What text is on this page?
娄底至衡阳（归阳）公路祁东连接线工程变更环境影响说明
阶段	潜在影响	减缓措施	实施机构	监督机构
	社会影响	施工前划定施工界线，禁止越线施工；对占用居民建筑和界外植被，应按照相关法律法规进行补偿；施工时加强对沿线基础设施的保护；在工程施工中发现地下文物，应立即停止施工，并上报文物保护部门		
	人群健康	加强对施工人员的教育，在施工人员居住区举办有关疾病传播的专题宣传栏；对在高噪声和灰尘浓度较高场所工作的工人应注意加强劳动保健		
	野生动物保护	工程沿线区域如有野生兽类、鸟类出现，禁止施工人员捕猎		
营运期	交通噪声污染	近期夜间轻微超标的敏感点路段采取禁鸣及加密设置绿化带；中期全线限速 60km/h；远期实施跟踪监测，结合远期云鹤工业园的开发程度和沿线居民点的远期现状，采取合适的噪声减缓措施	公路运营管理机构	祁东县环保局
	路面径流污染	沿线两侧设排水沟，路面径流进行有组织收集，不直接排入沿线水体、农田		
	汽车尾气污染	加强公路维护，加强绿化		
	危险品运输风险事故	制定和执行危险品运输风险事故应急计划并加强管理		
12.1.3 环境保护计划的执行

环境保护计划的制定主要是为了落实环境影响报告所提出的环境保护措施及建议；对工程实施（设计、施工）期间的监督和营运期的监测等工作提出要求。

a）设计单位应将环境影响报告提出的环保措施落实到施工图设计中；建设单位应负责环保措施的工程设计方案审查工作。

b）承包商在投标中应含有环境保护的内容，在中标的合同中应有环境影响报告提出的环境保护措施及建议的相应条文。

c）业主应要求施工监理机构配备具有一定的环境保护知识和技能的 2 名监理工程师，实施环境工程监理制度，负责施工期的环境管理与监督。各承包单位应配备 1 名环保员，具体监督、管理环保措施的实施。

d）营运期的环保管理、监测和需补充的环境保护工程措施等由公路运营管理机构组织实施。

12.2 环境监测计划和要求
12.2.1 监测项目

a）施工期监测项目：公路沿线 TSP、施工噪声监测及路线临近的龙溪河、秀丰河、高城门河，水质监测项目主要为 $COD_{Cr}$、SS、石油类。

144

__YOUR GOAL__.
Repeat the material above exactly.

__RESPONSE TO THIS EXERCISE__.
What text is on this page?
娄底至衡阳（归阳）公路祁东连接线工程变更环境影响说明
阶段	潜在影响	减缓措施	实施机构	监督机构
	社会影响	施工前划定施工界线，禁止越线施工；对占用居民建筑和界外植被，应按照相关法律法规进行补偿；施工时加强对沿线基础设施的保护；在工程施工中发现地下文物，应立即停止施工，并上报文物保护部门		
	人群健康	加强对施工人员的教育，在施工人员居住区举办有关疾病传播的专题宣传栏；对在高噪声和灰尘浓度较高场所工作的工人应注意加强劳动保健		
	野生动物保护	工程沿线区域如有野生兽类、鸟类出现，禁止施工人员捕猎		
营运期	交通噪声污染	近期夜间轻微超标的敏感点路段采取禁鸣及加密设置绿化带；中期全线限速 60km/h；远期实施跟踪监测，结合远期云鹤工业园的开发程度和沿线居民点的远期现状，采取合适的噪声减缓措施	公路运营管理机构	祁东县环保局
	路面径流污染	沿线两侧设排水沟，路面径流进行有组织收集，不直接排入沿线水体、农田		
	汽车尾气污染	加强公路维护，加强绿化		
	危险品运输风险事故	制定和执行危险品运输风险事故应急计划并加强管理		
12.1.3 环境保护计划的执行

环境保护计划的制定主要是为了落实环境影响报告所提出的环境保护措施及建议；对工程实施（设计、施工）期间的监督和营运期的监测等工作提出要求。

a）设计单位应将环境影响报告提出的环保措施落实到施工图设计中；建设单位应负责环保措施的工程设计方案审查工作。

b）承包商在投标中应含有环境保护的内容，在中标的合同中应有环境影响报告提出的环境保护措施及建议的相应条文。

c）业主应要求施工监理机构配备具有一定的环境保护知识和技能的 2 名监理工程师，实施环境工程监理制度，负责施工期的环境管理与监督。各承包单位应配备 1 名环保员，具体监督、管理环保措施的实施。

d）营运期的环保管理、监测和需补充的环境保护工程措施等由公路运营管理机构组织实施。

12.2 环境监测计划和要求
12.2.1 监测项目

a）施工期监测项目：公路沿线 TSP、施工噪声监测及路线临近的龙溪河、秀丰河、高城门河，水质监测项目主要为 $COD_{Cr}$、SS、石油类。

144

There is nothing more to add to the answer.